→ REQUIRED WORK
Present every line in which the string "cable" appears.
───── GIVEN ENTRIES
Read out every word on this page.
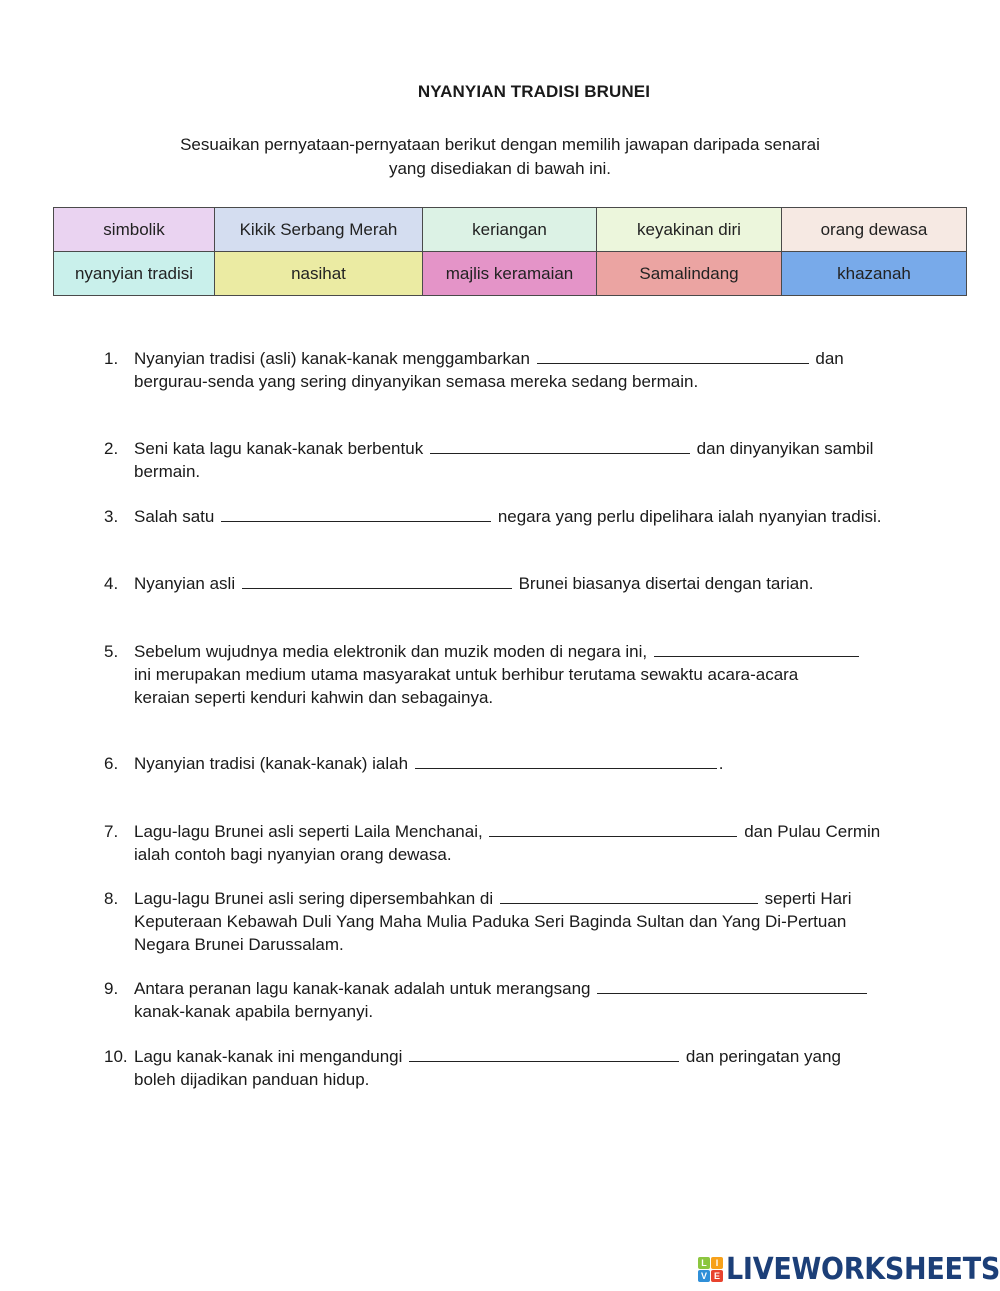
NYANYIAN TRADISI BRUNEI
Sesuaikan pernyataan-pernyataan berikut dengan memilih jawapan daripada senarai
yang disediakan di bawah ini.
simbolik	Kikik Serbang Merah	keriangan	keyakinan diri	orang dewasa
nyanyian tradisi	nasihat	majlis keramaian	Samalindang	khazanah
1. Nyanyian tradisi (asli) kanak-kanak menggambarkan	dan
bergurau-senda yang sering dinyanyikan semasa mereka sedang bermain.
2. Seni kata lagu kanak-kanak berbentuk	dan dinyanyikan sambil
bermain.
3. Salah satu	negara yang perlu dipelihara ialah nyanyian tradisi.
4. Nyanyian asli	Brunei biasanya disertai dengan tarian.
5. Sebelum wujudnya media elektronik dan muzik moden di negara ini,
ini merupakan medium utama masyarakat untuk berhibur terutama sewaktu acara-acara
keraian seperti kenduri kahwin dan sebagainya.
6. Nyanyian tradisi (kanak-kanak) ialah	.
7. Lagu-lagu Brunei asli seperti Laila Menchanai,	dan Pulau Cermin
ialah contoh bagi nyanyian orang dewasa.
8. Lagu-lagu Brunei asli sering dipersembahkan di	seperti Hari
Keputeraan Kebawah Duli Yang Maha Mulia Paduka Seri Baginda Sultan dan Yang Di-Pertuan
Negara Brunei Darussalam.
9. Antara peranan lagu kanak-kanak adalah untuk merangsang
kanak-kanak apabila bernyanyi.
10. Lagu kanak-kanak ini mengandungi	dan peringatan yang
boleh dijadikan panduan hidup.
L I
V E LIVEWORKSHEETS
──────────
───── GIVEN ENTRIES
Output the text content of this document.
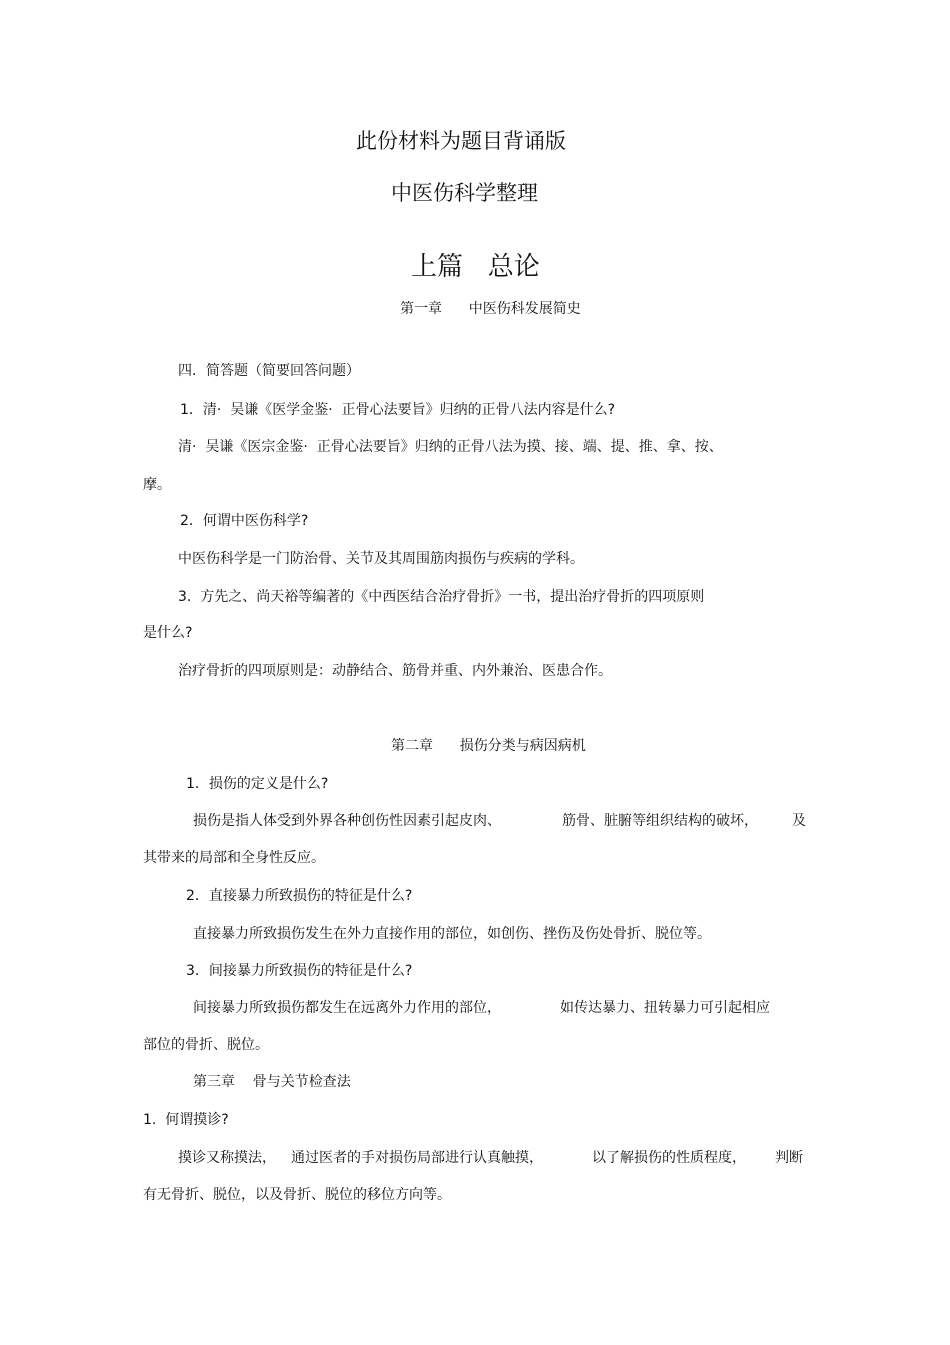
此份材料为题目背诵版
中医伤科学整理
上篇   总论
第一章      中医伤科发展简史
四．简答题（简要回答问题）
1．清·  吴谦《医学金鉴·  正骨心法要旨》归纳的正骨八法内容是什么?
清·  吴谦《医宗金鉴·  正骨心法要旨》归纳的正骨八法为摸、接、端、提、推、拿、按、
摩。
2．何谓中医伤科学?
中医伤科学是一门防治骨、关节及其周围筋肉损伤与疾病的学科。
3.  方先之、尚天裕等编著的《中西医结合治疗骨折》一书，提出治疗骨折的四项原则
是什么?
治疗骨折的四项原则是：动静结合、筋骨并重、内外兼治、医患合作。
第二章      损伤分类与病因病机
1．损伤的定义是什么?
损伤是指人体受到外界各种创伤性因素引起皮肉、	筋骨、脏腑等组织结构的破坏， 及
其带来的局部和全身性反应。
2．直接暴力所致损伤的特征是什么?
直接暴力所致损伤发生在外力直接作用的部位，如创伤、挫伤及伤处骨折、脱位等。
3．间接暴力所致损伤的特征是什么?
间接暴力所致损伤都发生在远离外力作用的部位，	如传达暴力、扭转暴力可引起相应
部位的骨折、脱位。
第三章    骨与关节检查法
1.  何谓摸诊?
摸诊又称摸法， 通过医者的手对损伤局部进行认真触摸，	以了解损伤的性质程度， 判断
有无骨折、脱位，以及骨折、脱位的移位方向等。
──────────
───── GIVEN ENTRIES
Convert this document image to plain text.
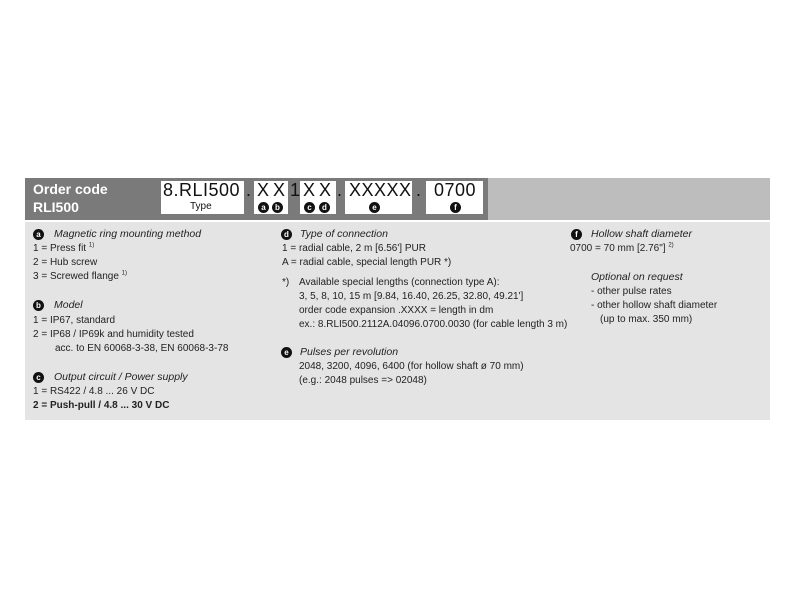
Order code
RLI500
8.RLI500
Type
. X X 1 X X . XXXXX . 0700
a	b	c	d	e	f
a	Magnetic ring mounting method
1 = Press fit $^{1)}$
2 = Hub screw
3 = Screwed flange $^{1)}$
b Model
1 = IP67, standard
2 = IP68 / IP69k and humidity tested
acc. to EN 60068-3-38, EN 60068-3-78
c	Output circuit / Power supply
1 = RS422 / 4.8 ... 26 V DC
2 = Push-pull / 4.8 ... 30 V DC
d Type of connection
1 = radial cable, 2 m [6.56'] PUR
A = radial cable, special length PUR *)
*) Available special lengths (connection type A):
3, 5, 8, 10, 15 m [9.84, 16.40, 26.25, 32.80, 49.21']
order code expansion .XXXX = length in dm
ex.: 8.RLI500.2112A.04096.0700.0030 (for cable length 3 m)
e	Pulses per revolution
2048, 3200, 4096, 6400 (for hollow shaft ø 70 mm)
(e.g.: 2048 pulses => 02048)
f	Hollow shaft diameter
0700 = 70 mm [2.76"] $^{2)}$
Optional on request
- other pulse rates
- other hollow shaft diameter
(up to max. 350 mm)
──────────
→ REPLY
1 = radial cable, 2 m [6.56'] PUR
A = radial cable, special length PUR *)
ex.: 8.RLI500.2112A.04096.0700.0030 (for cable length 3 m)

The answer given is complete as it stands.